> _TRY IT_
Please return the entries, omitting and altering nothing.

RECORDS FOR THIS EXERCISE below:

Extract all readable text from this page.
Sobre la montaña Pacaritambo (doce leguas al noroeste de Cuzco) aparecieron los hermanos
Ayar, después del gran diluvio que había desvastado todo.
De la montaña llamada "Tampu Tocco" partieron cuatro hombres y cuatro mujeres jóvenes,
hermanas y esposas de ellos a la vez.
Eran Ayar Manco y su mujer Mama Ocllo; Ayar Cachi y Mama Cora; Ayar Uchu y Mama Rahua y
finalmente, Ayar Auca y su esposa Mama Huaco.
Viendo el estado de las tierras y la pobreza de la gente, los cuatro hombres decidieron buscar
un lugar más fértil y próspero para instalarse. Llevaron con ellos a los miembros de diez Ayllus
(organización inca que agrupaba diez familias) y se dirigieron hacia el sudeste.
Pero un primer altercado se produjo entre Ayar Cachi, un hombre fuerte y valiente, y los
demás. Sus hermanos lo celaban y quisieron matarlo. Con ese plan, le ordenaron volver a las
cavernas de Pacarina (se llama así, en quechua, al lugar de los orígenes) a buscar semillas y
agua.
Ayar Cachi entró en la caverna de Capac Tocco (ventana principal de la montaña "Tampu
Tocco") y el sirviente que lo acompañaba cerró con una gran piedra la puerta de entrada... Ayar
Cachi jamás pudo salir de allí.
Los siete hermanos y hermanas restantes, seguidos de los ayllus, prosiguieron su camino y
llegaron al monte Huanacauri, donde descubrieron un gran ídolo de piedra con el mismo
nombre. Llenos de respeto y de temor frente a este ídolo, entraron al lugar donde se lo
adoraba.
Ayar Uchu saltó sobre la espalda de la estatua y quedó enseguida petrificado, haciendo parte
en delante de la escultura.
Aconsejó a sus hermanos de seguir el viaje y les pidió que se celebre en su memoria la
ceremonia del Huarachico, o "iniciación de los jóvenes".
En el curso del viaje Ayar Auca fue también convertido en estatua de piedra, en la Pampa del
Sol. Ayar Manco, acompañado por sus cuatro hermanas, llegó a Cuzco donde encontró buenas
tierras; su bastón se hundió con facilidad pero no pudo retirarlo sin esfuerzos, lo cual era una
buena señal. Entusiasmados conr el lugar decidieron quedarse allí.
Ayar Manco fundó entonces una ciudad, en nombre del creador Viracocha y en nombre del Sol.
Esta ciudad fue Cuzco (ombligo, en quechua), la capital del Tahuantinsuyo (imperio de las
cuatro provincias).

End of RECORDS FOR THIS EXERCISE.

> _COMPLETED TASK_
Extract all readable text from this page.
Sobre la montaña Pacaritambo (doce leguas al noroeste de Cuzco) aparecieron los hermanos
Ayar, después del gran diluvio que había desvastado todo.
De la montaña llamada "Tampu Tocco" partieron cuatro hombres y cuatro mujeres jóvenes,
hermanas y esposas de ellos a la vez.
Eran Ayar Manco y su mujer Mama Ocllo; Ayar Cachi y Mama Cora; Ayar Uchu y Mama Rahua y
finalmente, Ayar Auca y su esposa Mama Huaco.
Viendo el estado de las tierras y la pobreza de la gente, los cuatro hombres decidieron buscar
un lugar más fértil y próspero para instalarse. Llevaron con ellos a los miembros de diez Ayllus
(organización inca que agrupaba diez familias) y se dirigieron hacia el sudeste.
Pero un primer altercado se produjo entre Ayar Cachi, un hombre fuerte y valiente, y los
demás. Sus hermanos lo celaban y quisieron matarlo. Con ese plan, le ordenaron volver a las
cavernas de Pacarina (se llama así, en quechua, al lugar de los orígenes) a buscar semillas y
agua.
Ayar Cachi entró en la caverna de Capac Tocco (ventana principal de la montaña "Tampu
Tocco") y el sirviente que lo acompañaba cerró con una gran piedra la puerta de entrada... Ayar
Cachi jamás pudo salir de allí.
Los siete hermanos y hermanas restantes, seguidos de los ayllus, prosiguieron su camino y
llegaron al monte Huanacauri, donde descubrieron un gran ídolo de piedra con el mismo
nombre. Llenos de respeto y de temor frente a este ídolo, entraron al lugar donde se lo
adoraba.
Ayar Uchu saltó sobre la espalda de la estatua y quedó enseguida petrificado, haciendo parte
en delante de la escultura.
Aconsejó a sus hermanos de seguir el viaje y les pidió que se celebre en su memoria la
ceremonia del Huarachico, o "iniciación de los jóvenes".
En el curso del viaje Ayar Auca fue también convertido en estatua de piedra, en la Pampa del
Sol. Ayar Manco, acompañado por sus cuatro hermanas, llegó a Cuzco donde encontró buenas
tierras; su bastón se hundió con facilidad pero no pudo retirarlo sin esfuerzos, lo cual era una
buena señal. Entusiasmados conr el lugar decidieron quedarse allí.
Ayar Manco fundó entonces una ciudad, en nombre del creador Viracocha y en nombre del Sol.
Esta ciudad fue Cuzco (ombligo, en quechua), la capital del Tahuantinsuyo (imperio de las
cuatro provincias).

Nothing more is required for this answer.